• _TRY IT_: With the images omitted, return all of the entries exactly as they stand.

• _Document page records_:

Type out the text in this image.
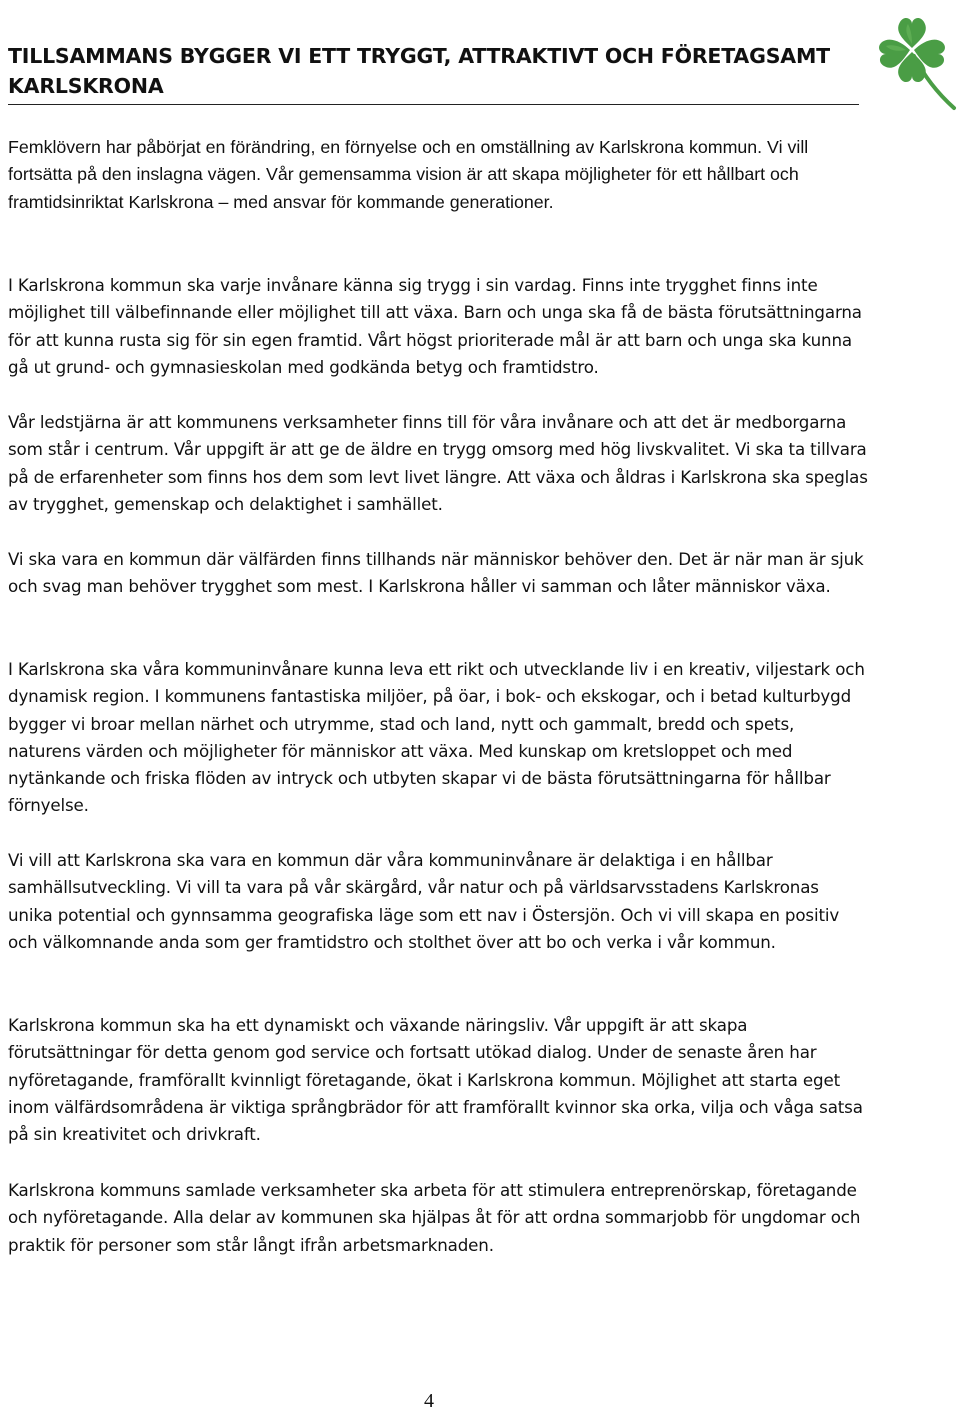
TILLSAMMANS BYGGER VI ETT TRYGGT, ATTRAKTIVT OCH FÖRETAGSAMT KARLSKRONA

Femklövern har påbörjat en förändring, en förnyelse och en omställning av Karlskrona kommun. Vi vill fortsätta på den inslagna vägen. Vår gemensamma vision är att skapa möjligheter för ett hållbart och framtidsinriktat Karlskrona – med ansvar för kommande generationer.

I Karlskrona kommun ska varje invånare känna sig trygg i sin vardag. Finns inte trygghet finns inte möjlighet till välbefinnande eller möjlighet till att växa. Barn och unga ska få de bästa förutsättningarna för att kunna rusta sig för sin egen framtid. Vårt högst prioriterade mål är att barn och unga ska kunna gå ut grund- och gymnasieskolan med godkända betyg och framtidstro.

Vår ledstjärna är att kommunens verksamheter finns till för våra invånare och att det är medborgarna som står i centrum. Vår uppgift är att ge de äldre en trygg omsorg med hög livskvalitet. Vi ska ta tillvara på de erfarenheter som finns hos dem som levt livet längre. Att växa och åldras i Karlskrona ska speglas av trygghet, gemenskap och delaktighet i samhället.

Vi ska vara en kommun där välfärden finns tillhands när människor behöver den. Det är när man är sjuk och svag man behöver trygghet som mest. I Karlskrona håller vi samman och låter människor växa.

I Karlskrona ska våra kommuninvånare kunna leva ett rikt och utvecklande liv i en kreativ, viljestark och dynamisk region. I kommunens fantastiska miljöer, på öar, i bok- och ekskogar, och i betad kulturbygd bygger vi broar mellan närhet och utrymme, stad och land, nytt och gammalt, bredd och spets, naturens värden och möjligheter för människor att växa. Med kunskap om kretsloppet och med nytänkande och friska flöden av intryck och utbyten skapar vi de bästa förutsättningarna för hållbar förnyelse.

Vi vill att Karlskrona ska vara en kommun där våra kommuninvånare är delaktiga i en hållbar samhällsutveckling. Vi vill ta vara på vår skärgård, vår natur och på världsarvsstadens Karlskronas unika potential och gynnsamma geografiska läge som ett nav i Östersjön. Och vi vill skapa en positiv och välkomnande anda som ger framtidstro och stolthet över att bo och verka i vår kommun.

Karlskrona kommun ska ha ett dynamiskt och växande näringsliv. Vår uppgift är att skapa förutsättningar för detta genom god service och fortsatt utökad dialog. Under de senaste åren har nyföretagande, framförallt kvinnligt företagande, ökat i Karlskrona kommun. Möjlighet att starta eget inom välfärdsområdena är viktiga språngbrädor för att framförallt kvinnor ska orka, vilja och våga satsa på sin kreativitet och drivkraft.

Karlskrona kommuns samlade verksamheter ska arbeta för att stimulera entreprenörskap, företagande och nyföretagande. Alla delar av kommunen ska hjälpas åt för att ordna sommarjobb för ungdomar och praktik för personer som står långt ifrån arbetsmarknaden.

4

• _SOLUTION FOR THIS TASK_:
Type out the text in this image.
TILLSAMMANS BYGGER VI ETT TRYGGT, ATTRAKTIVT OCH FÖRETAGSAMT KARLSKRONA

Femklövern har påbörjat en förändring, en förnyelse och en omställning av Karlskrona kommun. Vi vill fortsätta på den inslagna vägen. Vår gemensamma vision är att skapa möjligheter för ett hållbart och framtidsinriktat Karlskrona – med ansvar för kommande generationer.

I Karlskrona kommun ska varje invånare känna sig trygg i sin vardag. Finns inte trygghet finns inte möjlighet till välbefinnande eller möjlighet till att växa. Barn och unga ska få de bästa förutsättningarna för att kunna rusta sig för sin egen framtid. Vårt högst prioriterade mål är att barn och unga ska kunna gå ut grund- och gymnasieskolan med godkända betyg och framtidstro.

Vår ledstjärna är att kommunens verksamheter finns till för våra invånare och att det är medborgarna som står i centrum. Vår uppgift är att ge de äldre en trygg omsorg med hög livskvalitet. Vi ska ta tillvara på de erfarenheter som finns hos dem som levt livet längre. Att växa och åldras i Karlskrona ska speglas av trygghet, gemenskap och delaktighet i samhället.

Vi ska vara en kommun där välfärden finns tillhands när människor behöver den. Det är när man är sjuk och svag man behöver trygghet som mest. I Karlskrona håller vi samman och låter människor växa.

I Karlskrona ska våra kommuninvånare kunna leva ett rikt och utvecklande liv i en kreativ, viljestark och dynamisk region. I kommunens fantastiska miljöer, på öar, i bok- och ekskogar, och i betad kulturbygd bygger vi broar mellan närhet och utrymme, stad och land, nytt och gammalt, bredd och spets, naturens värden och möjligheter för människor att växa. Med kunskap om kretsloppet och med nytänkande och friska flöden av intryck och utbyten skapar vi de bästa förutsättningarna för hållbar förnyelse.

Vi vill att Karlskrona ska vara en kommun där våra kommuninvånare är delaktiga i en hållbar samhällsutveckling. Vi vill ta vara på vår skärgård, vår natur och på världsarvsstadens Karlskronas unika potential och gynnsamma geografiska läge som ett nav i Östersjön. Och vi vill skapa en positiv och välkomnande anda som ger framtidstro och stolthet över att bo och verka i vår kommun.

Karlskrona kommun ska ha ett dynamiskt och växande näringsliv. Vår uppgift är att skapa förutsättningar för detta genom god service och fortsatt utökad dialog. Under de senaste åren har nyföretagande, framförallt kvinnligt företagande, ökat i Karlskrona kommun. Möjlighet att starta eget inom välfärdsområdena är viktiga språngbrädor för att framförallt kvinnor ska orka, vilja och våga satsa på sin kreativitet och drivkraft.

Karlskrona kommuns samlade verksamheter ska arbeta för att stimulera entreprenörskap, företagande och nyföretagande. Alla delar av kommunen ska hjälpas åt för att ordna sommarjobb för ungdomar och praktik för personer som står långt ifrån arbetsmarknaden.

4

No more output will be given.